● **EXERCISE OBJECTIVE**: Go through the material below and copy all lines with "value".

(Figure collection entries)
________________________
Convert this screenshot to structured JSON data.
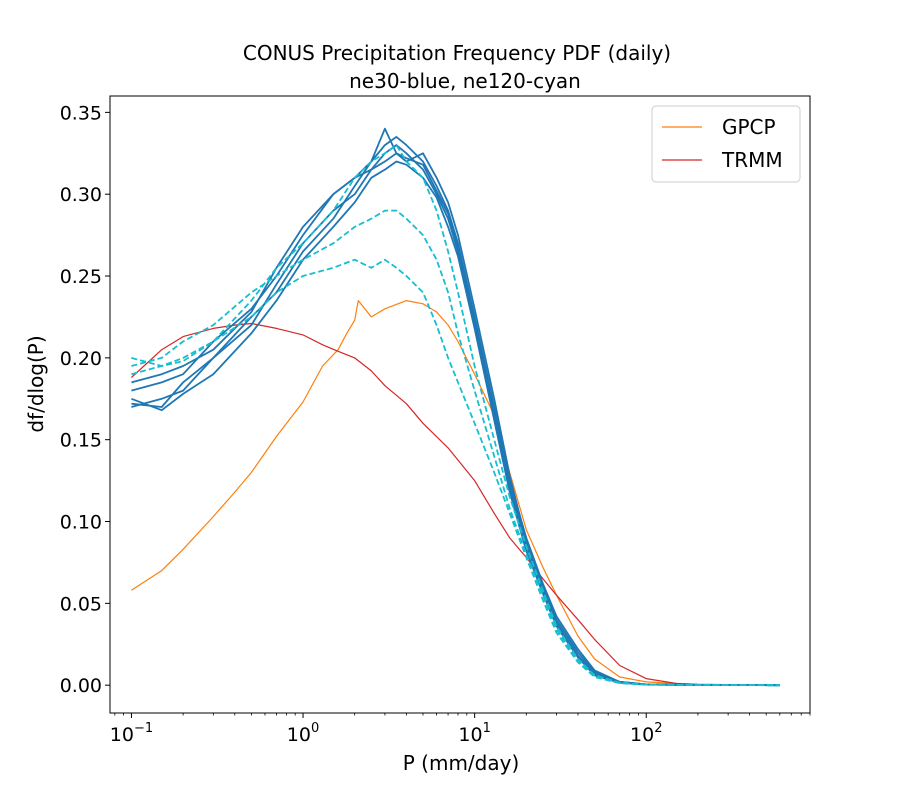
{
  "chart_data": {
    "type": "line",
    "title": "CONUS Precipitation Frequency PDF (daily)",
    "subtitle": "ne30-blue, ne120-cyan",
    "xlabel": "P (mm/day)",
    "ylabel": "df/dlog(P)",
    "xscale": "log",
    "xlim": [
      0.075,
      900
    ],
    "ylim": [
      -0.017,
      0.36
    ],
    "xticks": [
      {
        "value": 0.1,
        "base": "10",
        "exp": "−1"
      },
      {
        "value": 1,
        "base": "10",
        "exp": "0"
      },
      {
        "value": 10,
        "base": "10",
        "exp": "1"
      },
      {
        "value": 100,
        "base": "10",
        "exp": "2"
      }
    ],
    "yticks": [
      {
        "value": 0.0,
        "label": "0.00"
      },
      {
        "value": 0.05,
        "label": "0.05"
      },
      {
        "value": 0.1,
        "label": "0.10"
      },
      {
        "value": 0.15,
        "label": "0.15"
      },
      {
        "value": 0.2,
        "label": "0.20"
      },
      {
        "value": 0.25,
        "label": "0.25"
      },
      {
        "value": 0.3,
        "label": "0.30"
      },
      {
        "value": 0.35,
        "label": "0.35"
      }
    ],
    "legend": {
      "location": "top-right",
      "entries": [
        {
          "label": "GPCP",
          "color": "#ff7f0e"
        },
        {
          "label": "TRMM",
          "color": "#d62728"
        }
      ]
    },
    "series": [
      {
        "name": "GPCP",
        "color": "#ff7f0e",
        "style": "thin",
        "x": [
          0.1,
          0.15,
          0.2,
          0.3,
          0.4,
          0.5,
          0.7,
          1.0,
          1.3,
          1.6,
          1.8,
          2.0,
          2.1,
          2.5,
          3.0,
          4.0,
          5.0,
          6.0,
          7.0,
          8.0,
          10,
          13,
          16,
          20,
          25,
          30,
          40,
          50,
          70,
          100,
          150,
          200,
          600
        ],
        "y": [
          0.058,
          0.07,
          0.083,
          0.103,
          0.118,
          0.13,
          0.152,
          0.173,
          0.195,
          0.205,
          0.215,
          0.223,
          0.235,
          0.225,
          0.23,
          0.235,
          0.233,
          0.228,
          0.22,
          0.21,
          0.19,
          0.165,
          0.13,
          0.095,
          0.072,
          0.055,
          0.03,
          0.016,
          0.005,
          0.002,
          0.001,
          0.0005,
          0.0
        ]
      },
      {
        "name": "TRMM",
        "color": "#d62728",
        "style": "thin",
        "x": [
          0.1,
          0.15,
          0.2,
          0.3,
          0.4,
          0.5,
          0.7,
          1.0,
          1.3,
          1.6,
          2.0,
          2.5,
          3.0,
          4.0,
          5.0,
          7.0,
          10,
          13,
          16,
          20,
          25,
          30,
          40,
          50,
          70,
          100,
          150,
          200,
          600
        ],
        "y": [
          0.188,
          0.205,
          0.213,
          0.218,
          0.22,
          0.221,
          0.218,
          0.214,
          0.208,
          0.204,
          0.2,
          0.192,
          0.183,
          0.172,
          0.16,
          0.145,
          0.125,
          0.105,
          0.09,
          0.078,
          0.065,
          0.055,
          0.04,
          0.028,
          0.012,
          0.004,
          0.001,
          0.0005,
          0.0
        ]
      },
      {
        "name": "ne30 run 1",
        "color": "#1f77b4",
        "style": "solid",
        "x": [
          0.1,
          0.15,
          0.2,
          0.3,
          0.5,
          0.7,
          1.0,
          1.5,
          2.0,
          2.5,
          3.0,
          3.5,
          4.0,
          5.0,
          6.0,
          7.0,
          8.0,
          10,
          13,
          16,
          20,
          25,
          30,
          40,
          50,
          70,
          100,
          150,
          600
        ],
        "y": [
          0.17,
          0.175,
          0.18,
          0.2,
          0.22,
          0.245,
          0.27,
          0.29,
          0.3,
          0.315,
          0.325,
          0.33,
          0.325,
          0.315,
          0.3,
          0.285,
          0.265,
          0.22,
          0.165,
          0.12,
          0.085,
          0.06,
          0.04,
          0.02,
          0.008,
          0.002,
          0.0005,
          0.0002,
          0.0
        ]
      },
      {
        "name": "ne30 run 2",
        "color": "#1f77b4",
        "style": "solid",
        "x": [
          0.1,
          0.15,
          0.2,
          0.3,
          0.5,
          0.7,
          1.0,
          1.5,
          2.0,
          2.5,
          3.0,
          3.5,
          4.0,
          5.0,
          6.0,
          7.0,
          8.0,
          10,
          13,
          16,
          20,
          25,
          30,
          40,
          50,
          70,
          100,
          150,
          600
        ],
        "y": [
          0.18,
          0.185,
          0.19,
          0.21,
          0.23,
          0.25,
          0.275,
          0.3,
          0.31,
          0.32,
          0.33,
          0.335,
          0.33,
          0.32,
          0.305,
          0.29,
          0.27,
          0.225,
          0.17,
          0.125,
          0.09,
          0.062,
          0.042,
          0.022,
          0.009,
          0.002,
          0.0005,
          0.0002,
          0.0
        ]
      },
      {
        "name": "ne30 run 3",
        "color": "#1f77b4",
        "style": "solid",
        "x": [
          0.1,
          0.15,
          0.2,
          0.3,
          0.5,
          0.7,
          1.0,
          1.5,
          2.0,
          2.5,
          3.0,
          3.5,
          4.0,
          5.0,
          6.0,
          7.0,
          8.0,
          10,
          13,
          16,
          20,
          25,
          30,
          40,
          50,
          70,
          100,
          150,
          600
        ],
        "y": [
          0.172,
          0.17,
          0.185,
          0.2,
          0.225,
          0.24,
          0.265,
          0.285,
          0.305,
          0.32,
          0.34,
          0.325,
          0.32,
          0.325,
          0.31,
          0.295,
          0.275,
          0.23,
          0.175,
          0.128,
          0.088,
          0.06,
          0.038,
          0.018,
          0.007,
          0.002,
          0.0005,
          0.0002,
          0.0
        ]
      },
      {
        "name": "ne30 run 4",
        "color": "#1f77b4",
        "style": "solid",
        "x": [
          0.1,
          0.15,
          0.2,
          0.3,
          0.5,
          0.7,
          1.0,
          1.5,
          2.0,
          2.5,
          3.0,
          3.5,
          4.0,
          5.0,
          6.0,
          7.0,
          8.0,
          10,
          13,
          16,
          20,
          25,
          30,
          40,
          50,
          70,
          100,
          150,
          600
        ],
        "y": [
          0.175,
          0.168,
          0.178,
          0.19,
          0.215,
          0.235,
          0.26,
          0.28,
          0.295,
          0.31,
          0.315,
          0.32,
          0.318,
          0.31,
          0.298,
          0.28,
          0.262,
          0.218,
          0.162,
          0.118,
          0.082,
          0.056,
          0.036,
          0.017,
          0.006,
          0.0015,
          0.0004,
          0.0002,
          0.0
        ]
      },
      {
        "name": "ne30 run 5",
        "color": "#1f77b4",
        "style": "solid",
        "x": [
          0.1,
          0.15,
          0.2,
          0.3,
          0.5,
          0.7,
          1.0,
          1.5,
          2.0,
          2.5,
          3.0,
          3.5,
          4.0,
          5.0,
          6.0,
          7.0,
          8.0,
          10,
          13,
          16,
          20,
          25,
          30,
          40,
          50,
          70,
          100,
          150,
          600
        ],
        "y": [
          0.185,
          0.19,
          0.195,
          0.205,
          0.228,
          0.255,
          0.28,
          0.3,
          0.31,
          0.315,
          0.32,
          0.325,
          0.322,
          0.318,
          0.302,
          0.288,
          0.268,
          0.222,
          0.168,
          0.122,
          0.086,
          0.058,
          0.038,
          0.018,
          0.007,
          0.002,
          0.0005,
          0.0002,
          0.0
        ]
      },
      {
        "name": "ne120 run 1",
        "color": "#17becf",
        "style": "dashed",
        "x": [
          0.1,
          0.15,
          0.2,
          0.3,
          0.5,
          0.7,
          1.0,
          1.5,
          2.0,
          2.5,
          3.0,
          3.5,
          4.0,
          5.0,
          6.0,
          7.0,
          8.0,
          10,
          13,
          16,
          20,
          25,
          30,
          40,
          50,
          70,
          100,
          150,
          600
        ],
        "y": [
          0.2,
          0.195,
          0.198,
          0.21,
          0.235,
          0.255,
          0.27,
          0.29,
          0.31,
          0.32,
          0.325,
          0.33,
          0.32,
          0.31,
          0.29,
          0.265,
          0.24,
          0.195,
          0.15,
          0.115,
          0.085,
          0.058,
          0.036,
          0.016,
          0.006,
          0.0015,
          0.0004,
          0.0002,
          0.0
        ]
      },
      {
        "name": "ne120 run 2",
        "color": "#17becf",
        "style": "dashed",
        "x": [
          0.1,
          0.15,
          0.2,
          0.3,
          0.5,
          0.7,
          1.0,
          1.5,
          2.0,
          2.5,
          3.0,
          3.5,
          4.0,
          5.0,
          6.0,
          7.0,
          8.0,
          10,
          13,
          16,
          20,
          25,
          30,
          40,
          50,
          70,
          100,
          150,
          600
        ],
        "y": [
          0.195,
          0.2,
          0.21,
          0.22,
          0.24,
          0.25,
          0.26,
          0.27,
          0.28,
          0.285,
          0.29,
          0.29,
          0.285,
          0.275,
          0.26,
          0.24,
          0.215,
          0.18,
          0.14,
          0.108,
          0.08,
          0.055,
          0.034,
          0.015,
          0.006,
          0.0015,
          0.0004,
          0.0002,
          0.0
        ]
      },
      {
        "name": "ne120 run 3",
        "color": "#17becf",
        "style": "dashed",
        "x": [
          0.1,
          0.15,
          0.2,
          0.3,
          0.5,
          0.7,
          1.0,
          1.5,
          2.0,
          2.5,
          3.0,
          3.5,
          4.0,
          5.0,
          6.0,
          7.0,
          8.0,
          10,
          13,
          16,
          20,
          25,
          30,
          40,
          50,
          70,
          100,
          150,
          600
        ],
        "y": [
          0.19,
          0.195,
          0.2,
          0.21,
          0.225,
          0.24,
          0.25,
          0.255,
          0.26,
          0.255,
          0.26,
          0.255,
          0.25,
          0.24,
          0.22,
          0.2,
          0.185,
          0.16,
          0.13,
          0.105,
          0.078,
          0.052,
          0.032,
          0.014,
          0.005,
          0.0012,
          0.0003,
          0.0001,
          0.0
        ]
      }
    ]
  }
}
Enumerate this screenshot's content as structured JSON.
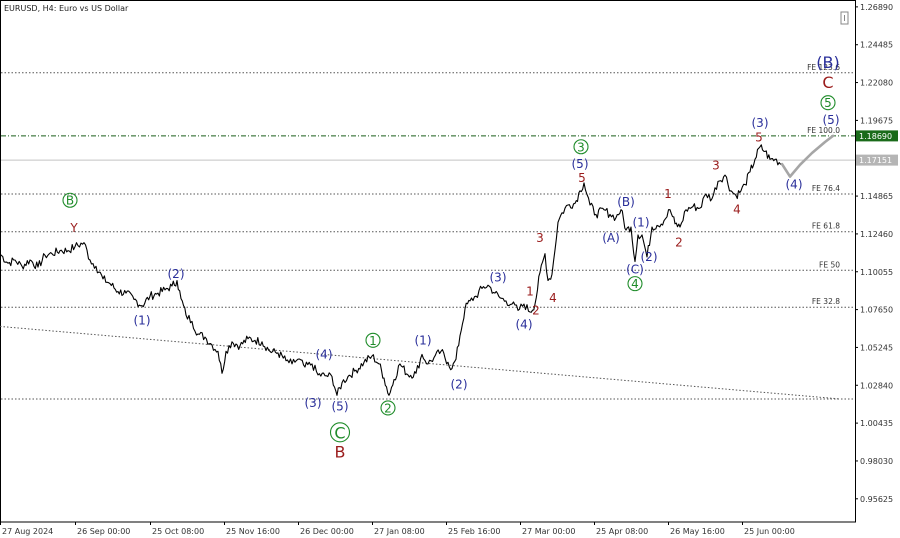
________________________
● **FULL ANSWER**:
        "value": 0.1,
        "value": 1,
        "value": 10,
        "value": 100,
        "value": 0.0,
        "value": 0.05,
        "value": 0.1,
        "value": 0.15,
        "value": 0.2,
        "value": 0.25,
        "value": 0.3,
        "value": 0.35,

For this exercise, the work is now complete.